Root Capital
- Founded: 1999
- Founder: William Fulbright Foote
- Type: Nonprofit
- Location: Cambridge, Massachusetts;
- Region served: Africa, Latin America, and Southeast Asia
- Key people: William Fulbright Foote (founder, CEO);
- Website: rootcapital.org

= Root Capital =

US-based nonprofit organization

Root Capital is a nonprofit organization operating in poor rural areas of Africa, Latin America, and Southeast Asia. According to its website, Root Capital "seeks to maximize the positive social and environmental impact of [its] work through a three-pronged strategy: finance, advise, and catalyze."

==Operations==

Root Capital claims to follow a three-step approach towards making a positive impact in the poor rural areas of Africa and Latin America where it operates. The three steps are:

- Finance: This involves making loans to rural small and growing businesses, including both short-term and long-term loans.
- Advise: This involves delivering financial training to current and prospective clients.
- Catalyze: This involves innovating on their own methodology to increase their own impact.

According to its impact page, Root Capital has disbursed US$1.5 billion between 1999 and 2020 and reached 9.9 million household members in rural communities.

Root Capital is one of several money managers to pursue a gender lens investing strategy. In 2012, Root Capital launched their Women in Agriculture Initiative (WAI) to address the unique challenges faced by women in rural areas. The WAI uses capacity-building training and gender-lens investing to unlock growth at women-led and gender-inclusive businesses. These businesses, which represent 48% of Root Capital's portfolio, must have at least 30% women farmers and employees (or at least 20% if they are also women-led).

• Problem to solve
Write the next part of the Root Capital article, picking up after its final sentence. The entries after this point are separate material and have no connection to the Root Capital article.

• Data section

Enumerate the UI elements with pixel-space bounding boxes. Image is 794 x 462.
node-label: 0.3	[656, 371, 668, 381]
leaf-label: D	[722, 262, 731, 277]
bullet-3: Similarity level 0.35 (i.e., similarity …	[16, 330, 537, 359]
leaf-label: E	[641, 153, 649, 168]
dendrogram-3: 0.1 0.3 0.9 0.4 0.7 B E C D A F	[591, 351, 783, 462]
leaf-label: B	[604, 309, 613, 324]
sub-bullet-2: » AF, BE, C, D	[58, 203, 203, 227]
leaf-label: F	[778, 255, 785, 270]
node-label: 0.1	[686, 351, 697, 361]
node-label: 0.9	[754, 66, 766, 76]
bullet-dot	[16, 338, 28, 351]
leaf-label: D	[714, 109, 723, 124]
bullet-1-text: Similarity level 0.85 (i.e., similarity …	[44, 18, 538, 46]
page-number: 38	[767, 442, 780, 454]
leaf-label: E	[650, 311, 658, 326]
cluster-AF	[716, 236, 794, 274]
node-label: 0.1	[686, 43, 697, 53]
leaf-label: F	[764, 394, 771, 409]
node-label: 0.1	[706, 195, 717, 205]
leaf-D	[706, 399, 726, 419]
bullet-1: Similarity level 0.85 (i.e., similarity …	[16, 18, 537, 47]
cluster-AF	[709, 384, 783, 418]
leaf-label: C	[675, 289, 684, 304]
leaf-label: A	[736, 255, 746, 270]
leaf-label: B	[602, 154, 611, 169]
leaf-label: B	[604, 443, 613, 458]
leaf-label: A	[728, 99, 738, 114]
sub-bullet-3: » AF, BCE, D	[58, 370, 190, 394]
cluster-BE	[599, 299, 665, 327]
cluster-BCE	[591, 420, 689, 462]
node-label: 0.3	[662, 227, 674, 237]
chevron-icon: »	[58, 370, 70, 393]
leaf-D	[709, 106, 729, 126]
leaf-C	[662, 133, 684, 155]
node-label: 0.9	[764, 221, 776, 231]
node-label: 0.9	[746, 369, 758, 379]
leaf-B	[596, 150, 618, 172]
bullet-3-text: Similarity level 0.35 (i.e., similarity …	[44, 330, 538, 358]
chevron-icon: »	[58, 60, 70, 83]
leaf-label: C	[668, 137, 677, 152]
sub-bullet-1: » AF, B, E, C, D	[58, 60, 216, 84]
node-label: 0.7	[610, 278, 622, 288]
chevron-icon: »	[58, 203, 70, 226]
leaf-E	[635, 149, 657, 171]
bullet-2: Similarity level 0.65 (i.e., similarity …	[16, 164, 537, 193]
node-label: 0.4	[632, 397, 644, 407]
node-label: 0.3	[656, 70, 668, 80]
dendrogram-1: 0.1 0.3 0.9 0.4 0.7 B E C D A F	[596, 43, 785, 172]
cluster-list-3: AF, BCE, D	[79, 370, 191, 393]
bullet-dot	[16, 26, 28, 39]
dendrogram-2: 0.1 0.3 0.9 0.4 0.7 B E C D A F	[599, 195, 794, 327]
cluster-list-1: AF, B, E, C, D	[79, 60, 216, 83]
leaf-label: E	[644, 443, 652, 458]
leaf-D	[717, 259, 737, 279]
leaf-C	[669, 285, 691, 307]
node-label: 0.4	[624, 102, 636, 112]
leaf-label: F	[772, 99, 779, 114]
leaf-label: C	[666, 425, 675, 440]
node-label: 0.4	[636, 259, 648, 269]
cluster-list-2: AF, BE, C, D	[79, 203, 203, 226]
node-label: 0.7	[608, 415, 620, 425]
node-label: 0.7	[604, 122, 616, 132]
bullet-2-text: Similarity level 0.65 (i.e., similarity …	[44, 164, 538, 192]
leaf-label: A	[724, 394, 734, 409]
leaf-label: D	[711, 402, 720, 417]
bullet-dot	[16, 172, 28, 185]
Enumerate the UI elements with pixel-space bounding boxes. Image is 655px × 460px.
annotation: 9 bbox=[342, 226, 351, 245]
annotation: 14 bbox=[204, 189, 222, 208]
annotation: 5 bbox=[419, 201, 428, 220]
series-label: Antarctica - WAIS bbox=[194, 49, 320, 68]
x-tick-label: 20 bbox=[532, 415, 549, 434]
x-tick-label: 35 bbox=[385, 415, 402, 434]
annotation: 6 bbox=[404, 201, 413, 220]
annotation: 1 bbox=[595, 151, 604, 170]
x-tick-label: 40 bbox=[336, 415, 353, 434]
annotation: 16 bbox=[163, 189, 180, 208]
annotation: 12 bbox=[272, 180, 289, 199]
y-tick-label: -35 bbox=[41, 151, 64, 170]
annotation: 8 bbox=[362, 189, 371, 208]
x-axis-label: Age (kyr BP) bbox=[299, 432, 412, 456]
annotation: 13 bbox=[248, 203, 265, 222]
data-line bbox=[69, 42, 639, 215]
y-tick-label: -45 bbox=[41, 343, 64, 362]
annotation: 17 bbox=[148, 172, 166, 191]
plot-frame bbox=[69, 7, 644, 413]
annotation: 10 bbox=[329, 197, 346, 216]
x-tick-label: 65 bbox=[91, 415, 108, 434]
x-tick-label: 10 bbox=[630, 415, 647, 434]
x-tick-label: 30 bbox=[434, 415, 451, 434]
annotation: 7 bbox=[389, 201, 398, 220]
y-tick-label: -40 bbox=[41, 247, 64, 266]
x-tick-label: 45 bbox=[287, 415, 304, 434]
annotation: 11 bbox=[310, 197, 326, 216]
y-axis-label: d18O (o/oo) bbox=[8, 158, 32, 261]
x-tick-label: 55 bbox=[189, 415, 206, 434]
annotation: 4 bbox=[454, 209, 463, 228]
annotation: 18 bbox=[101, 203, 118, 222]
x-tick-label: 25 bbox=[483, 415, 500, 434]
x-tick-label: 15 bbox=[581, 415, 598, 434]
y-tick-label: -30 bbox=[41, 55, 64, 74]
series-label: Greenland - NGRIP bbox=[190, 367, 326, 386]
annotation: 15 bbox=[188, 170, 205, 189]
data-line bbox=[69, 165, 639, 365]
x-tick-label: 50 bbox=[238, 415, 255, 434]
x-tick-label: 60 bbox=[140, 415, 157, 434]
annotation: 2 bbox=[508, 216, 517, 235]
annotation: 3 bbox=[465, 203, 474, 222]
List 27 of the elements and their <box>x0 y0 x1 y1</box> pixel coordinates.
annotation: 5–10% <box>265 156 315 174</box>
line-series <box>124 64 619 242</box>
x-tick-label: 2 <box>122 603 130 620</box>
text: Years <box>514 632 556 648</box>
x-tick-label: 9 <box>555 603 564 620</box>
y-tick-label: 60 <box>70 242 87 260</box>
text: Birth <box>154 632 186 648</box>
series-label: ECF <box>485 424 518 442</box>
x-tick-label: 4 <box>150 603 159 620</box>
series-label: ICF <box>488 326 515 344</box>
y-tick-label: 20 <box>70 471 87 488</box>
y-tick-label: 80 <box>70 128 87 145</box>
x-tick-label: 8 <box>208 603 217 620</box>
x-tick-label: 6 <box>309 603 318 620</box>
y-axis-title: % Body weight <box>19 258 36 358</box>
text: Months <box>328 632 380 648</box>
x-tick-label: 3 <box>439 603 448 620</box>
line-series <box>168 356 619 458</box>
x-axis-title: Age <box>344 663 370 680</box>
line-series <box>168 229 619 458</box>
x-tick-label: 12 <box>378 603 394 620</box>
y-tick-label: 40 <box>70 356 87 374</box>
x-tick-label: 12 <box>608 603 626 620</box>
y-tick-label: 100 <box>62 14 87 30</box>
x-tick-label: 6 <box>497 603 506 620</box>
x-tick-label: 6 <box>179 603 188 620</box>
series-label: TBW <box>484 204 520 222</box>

• Response for this exercise
==Funding==

Root Capital seeks funding from both individual donors and foundations. Foundations that have funded Root capital include Mulago Foundation, Jasmine Social Investments, and Peery Foundation.

==External reviews==

Charity Navigator had given Root Capital a four-star rating (its highest possible) continuously beginning in 2005, but downgraded their rating to three stars on December 1, 2019. It has since regained its four-star rating.

In 2024, Root Capital was awarded the Specialty Coffee Association Nonprofit Sustainability Award for their work collaborating across geographies, cultures, and supply chain roles, and sharing the lessons they have learned for the benefit of the entire coffee sector.

Charity evaluator GiveWell had a conversation with the CEO of Root Capital in September 2011, and planned to publish a detailed review of Root Capital in 2013, however GiveWell's review of Root Capital was still not complete as of November 2019.